* [EXCERPTED PASSAGE]:

********

Asian Traditional Archery Research Network (ATARN)
Photographs © Stephen Selby, Csaba Grozer, Zoran Pavlović, Fox Wong, 2004.

A1, Cloudridge,
30, Plunkett’s Road,
The Peak, Hong Kong.

Fax: (+852) 2808-2887
June 2004

Previous news letters (Indexed) Letter of January 2004 Letter of March 2004 Letter of April 2004

Dear All,

I hope that you enjoy this newsletter. It's particularly enjoyable for me because I have received contributions from a few ATARN friends around the World, which will make the letter much more lively and varied that usual!

But first, let me thank all the Members who wrote to support ATARN at the Stockholm Challenge 2004. Although we did not win the top prize, it was stupendous that we were short listed. The top prize-winners were truly deserving (Egypt and Singapore), ATARN received a lot of attention and praise from judges and other competitors.

********

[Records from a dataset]
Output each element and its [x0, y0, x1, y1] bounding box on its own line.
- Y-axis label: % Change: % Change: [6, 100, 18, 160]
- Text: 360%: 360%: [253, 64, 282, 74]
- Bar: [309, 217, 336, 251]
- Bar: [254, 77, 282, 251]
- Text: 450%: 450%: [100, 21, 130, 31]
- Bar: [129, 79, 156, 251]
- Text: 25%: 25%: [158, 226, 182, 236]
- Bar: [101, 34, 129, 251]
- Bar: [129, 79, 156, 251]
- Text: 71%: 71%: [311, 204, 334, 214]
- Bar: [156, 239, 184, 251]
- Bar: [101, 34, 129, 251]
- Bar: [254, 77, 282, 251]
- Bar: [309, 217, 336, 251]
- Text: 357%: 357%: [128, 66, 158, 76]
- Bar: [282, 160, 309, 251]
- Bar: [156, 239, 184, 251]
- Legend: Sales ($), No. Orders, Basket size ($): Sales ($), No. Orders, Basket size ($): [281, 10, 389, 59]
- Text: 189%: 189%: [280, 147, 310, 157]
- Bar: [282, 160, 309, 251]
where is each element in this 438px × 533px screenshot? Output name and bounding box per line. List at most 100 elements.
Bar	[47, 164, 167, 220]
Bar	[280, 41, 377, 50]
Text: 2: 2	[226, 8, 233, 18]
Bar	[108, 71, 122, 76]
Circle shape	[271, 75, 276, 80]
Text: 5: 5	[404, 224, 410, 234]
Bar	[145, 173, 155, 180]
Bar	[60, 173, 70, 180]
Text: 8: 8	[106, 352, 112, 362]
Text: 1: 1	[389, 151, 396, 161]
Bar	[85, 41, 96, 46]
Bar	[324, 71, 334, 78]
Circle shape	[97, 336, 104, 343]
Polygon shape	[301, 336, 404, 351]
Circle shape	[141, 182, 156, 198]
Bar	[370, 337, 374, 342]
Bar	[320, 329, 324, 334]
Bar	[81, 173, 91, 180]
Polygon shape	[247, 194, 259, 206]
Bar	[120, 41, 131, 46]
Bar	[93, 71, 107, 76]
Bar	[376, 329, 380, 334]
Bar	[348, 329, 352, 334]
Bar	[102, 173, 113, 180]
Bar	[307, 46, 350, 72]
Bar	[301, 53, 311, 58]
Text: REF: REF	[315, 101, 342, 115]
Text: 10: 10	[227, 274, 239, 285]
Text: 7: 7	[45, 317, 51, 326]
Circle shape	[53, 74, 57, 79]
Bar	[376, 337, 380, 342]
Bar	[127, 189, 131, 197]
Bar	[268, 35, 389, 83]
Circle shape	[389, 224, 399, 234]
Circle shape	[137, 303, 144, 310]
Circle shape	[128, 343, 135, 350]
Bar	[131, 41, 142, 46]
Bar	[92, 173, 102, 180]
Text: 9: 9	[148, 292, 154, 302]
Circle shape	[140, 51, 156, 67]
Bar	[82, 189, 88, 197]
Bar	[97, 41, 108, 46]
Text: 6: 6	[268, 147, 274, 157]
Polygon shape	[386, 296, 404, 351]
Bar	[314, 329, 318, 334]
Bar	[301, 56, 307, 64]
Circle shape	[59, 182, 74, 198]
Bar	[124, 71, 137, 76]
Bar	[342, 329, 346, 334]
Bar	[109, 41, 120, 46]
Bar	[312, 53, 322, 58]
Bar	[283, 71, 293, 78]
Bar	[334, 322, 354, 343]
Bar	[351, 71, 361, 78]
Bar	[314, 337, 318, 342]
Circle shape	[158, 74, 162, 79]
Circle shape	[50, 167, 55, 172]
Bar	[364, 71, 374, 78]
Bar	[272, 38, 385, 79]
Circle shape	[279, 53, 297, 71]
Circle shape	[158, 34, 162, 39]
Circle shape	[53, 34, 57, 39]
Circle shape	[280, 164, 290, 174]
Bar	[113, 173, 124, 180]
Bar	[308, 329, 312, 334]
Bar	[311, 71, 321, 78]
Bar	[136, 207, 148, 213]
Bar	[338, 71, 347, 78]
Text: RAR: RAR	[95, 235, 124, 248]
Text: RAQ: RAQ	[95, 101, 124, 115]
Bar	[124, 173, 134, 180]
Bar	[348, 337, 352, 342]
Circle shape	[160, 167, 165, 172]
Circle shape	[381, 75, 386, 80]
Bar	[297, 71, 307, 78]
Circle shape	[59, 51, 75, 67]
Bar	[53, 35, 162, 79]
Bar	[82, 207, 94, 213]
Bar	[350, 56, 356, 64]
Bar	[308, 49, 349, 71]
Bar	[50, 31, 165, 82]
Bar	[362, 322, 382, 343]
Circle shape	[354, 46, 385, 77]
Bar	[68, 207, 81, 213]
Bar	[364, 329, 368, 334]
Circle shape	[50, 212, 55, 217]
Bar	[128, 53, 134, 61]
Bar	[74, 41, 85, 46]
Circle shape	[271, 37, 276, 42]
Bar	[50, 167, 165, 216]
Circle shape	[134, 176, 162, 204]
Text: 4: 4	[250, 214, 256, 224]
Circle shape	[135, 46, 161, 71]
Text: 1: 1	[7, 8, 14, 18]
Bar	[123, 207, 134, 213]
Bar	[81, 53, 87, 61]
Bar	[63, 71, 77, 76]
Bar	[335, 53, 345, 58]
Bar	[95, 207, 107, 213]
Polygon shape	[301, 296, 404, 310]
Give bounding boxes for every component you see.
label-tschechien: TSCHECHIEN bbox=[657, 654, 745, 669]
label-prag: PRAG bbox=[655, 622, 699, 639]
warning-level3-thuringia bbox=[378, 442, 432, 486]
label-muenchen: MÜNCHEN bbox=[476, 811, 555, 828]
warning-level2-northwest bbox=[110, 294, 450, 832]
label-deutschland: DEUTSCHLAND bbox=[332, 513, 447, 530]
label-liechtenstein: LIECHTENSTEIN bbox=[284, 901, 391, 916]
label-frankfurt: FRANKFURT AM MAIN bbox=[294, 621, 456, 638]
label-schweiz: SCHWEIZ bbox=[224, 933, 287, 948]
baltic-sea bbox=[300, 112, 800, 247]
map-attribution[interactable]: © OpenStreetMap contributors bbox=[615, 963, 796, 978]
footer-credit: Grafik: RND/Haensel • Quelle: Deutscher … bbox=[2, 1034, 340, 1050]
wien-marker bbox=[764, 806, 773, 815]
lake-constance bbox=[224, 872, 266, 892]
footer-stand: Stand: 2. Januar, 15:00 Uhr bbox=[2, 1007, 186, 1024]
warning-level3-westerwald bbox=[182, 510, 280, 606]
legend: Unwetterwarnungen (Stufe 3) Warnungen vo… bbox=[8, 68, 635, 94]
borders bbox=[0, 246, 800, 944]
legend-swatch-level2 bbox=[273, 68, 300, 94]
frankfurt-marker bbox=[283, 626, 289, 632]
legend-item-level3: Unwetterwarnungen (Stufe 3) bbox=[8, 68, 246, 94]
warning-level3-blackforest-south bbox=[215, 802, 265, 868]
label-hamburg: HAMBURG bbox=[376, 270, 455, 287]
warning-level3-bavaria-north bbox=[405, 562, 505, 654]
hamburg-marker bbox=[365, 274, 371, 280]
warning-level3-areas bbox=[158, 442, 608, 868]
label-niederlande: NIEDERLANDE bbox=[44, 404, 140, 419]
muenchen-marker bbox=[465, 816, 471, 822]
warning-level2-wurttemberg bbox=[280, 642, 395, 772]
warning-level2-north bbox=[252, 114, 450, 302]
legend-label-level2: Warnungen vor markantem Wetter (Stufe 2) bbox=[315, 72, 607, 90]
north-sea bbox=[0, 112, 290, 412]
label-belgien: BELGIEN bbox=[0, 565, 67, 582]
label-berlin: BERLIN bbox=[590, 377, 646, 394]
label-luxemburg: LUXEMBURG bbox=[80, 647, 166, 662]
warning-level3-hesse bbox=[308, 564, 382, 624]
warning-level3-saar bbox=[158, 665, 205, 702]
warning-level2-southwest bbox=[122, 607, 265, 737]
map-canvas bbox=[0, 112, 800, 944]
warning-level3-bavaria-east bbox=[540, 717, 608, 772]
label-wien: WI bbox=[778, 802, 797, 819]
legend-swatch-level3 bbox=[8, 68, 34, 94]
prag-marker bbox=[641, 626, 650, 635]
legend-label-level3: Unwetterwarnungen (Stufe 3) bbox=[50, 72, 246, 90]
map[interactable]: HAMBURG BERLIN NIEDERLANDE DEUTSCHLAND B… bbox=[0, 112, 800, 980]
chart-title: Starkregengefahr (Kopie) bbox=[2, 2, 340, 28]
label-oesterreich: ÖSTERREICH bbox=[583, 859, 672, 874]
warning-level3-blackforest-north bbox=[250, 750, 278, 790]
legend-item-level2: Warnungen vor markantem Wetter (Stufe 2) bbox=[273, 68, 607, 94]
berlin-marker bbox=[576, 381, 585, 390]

********

* [WHAT YOU NEED TO DO]:
A: According to the ATARN newsletter, which two places took the top prizes at the Stockholm Challenge 2004?
B: Say whether each statement agrees with the ATARN newsletter: (i) ATARN won the top prize at the Stockholm Challenge 2004. (ii) The newsletter is dated June 2004. (iii) The address given is on Plunkett's Road in The Peak, Hong Kong.
C: Carry on the ATARN newsletter from where it stops.

* [ANSWERS FOR THE EXERCISE]:
A: Egypt and Singapore.

B:
(i) No: "Although we did not win the top prize"
(ii) Yes: "June 2004"
(iii) Yes: "30, Plunkett’s Road," and "The Peak, Hong Kong."

C:
I am fortunate to have a number of travel opportunities coming up. From 13-16 June I shall be in Korea, and I have received a kind invitation from Mr Kim Young-Sup of the Chung Hon Dang, Korean Traditional Equestrian Martial Arts and Gyuk-Gu Association, to visit him in Sokcho. Hong Kong ATARN Member, Fox Wong, has just paid a visit and his account forms part of this letter.

On 19-20 June here in Hong Kong, we shall be offering our two-day 'taster course' on Chinese traditional horseback archery. You can read more about it here.

Then on 1-6 July I have been invited by the People's Government of the Yili Chapchal Xibe Minority Autonomous County to conduct a two-day training course. ATARN has sponsored 15,000 yuan to buy bows and arrows for the course, and to support sustained development of traditional archery among the Xibe minority (who are already formidable FITA-style archers.) We hope to train 20 young archers so that they can perform at a ceremony to mark the 50th anniversary of the founding of the Autonomous Countyon 31 August this year.

Csaba Grózer writes to say that recently, he has been concentrating on making horn bows (as well as the glass fibre bows for which he is famous.)

This is a Turkish bow made with traditional horn, sinew and leather covering.

This bow is in the Mongol Style, and closely resembles the bows now used by the Tibetans in Qinghai.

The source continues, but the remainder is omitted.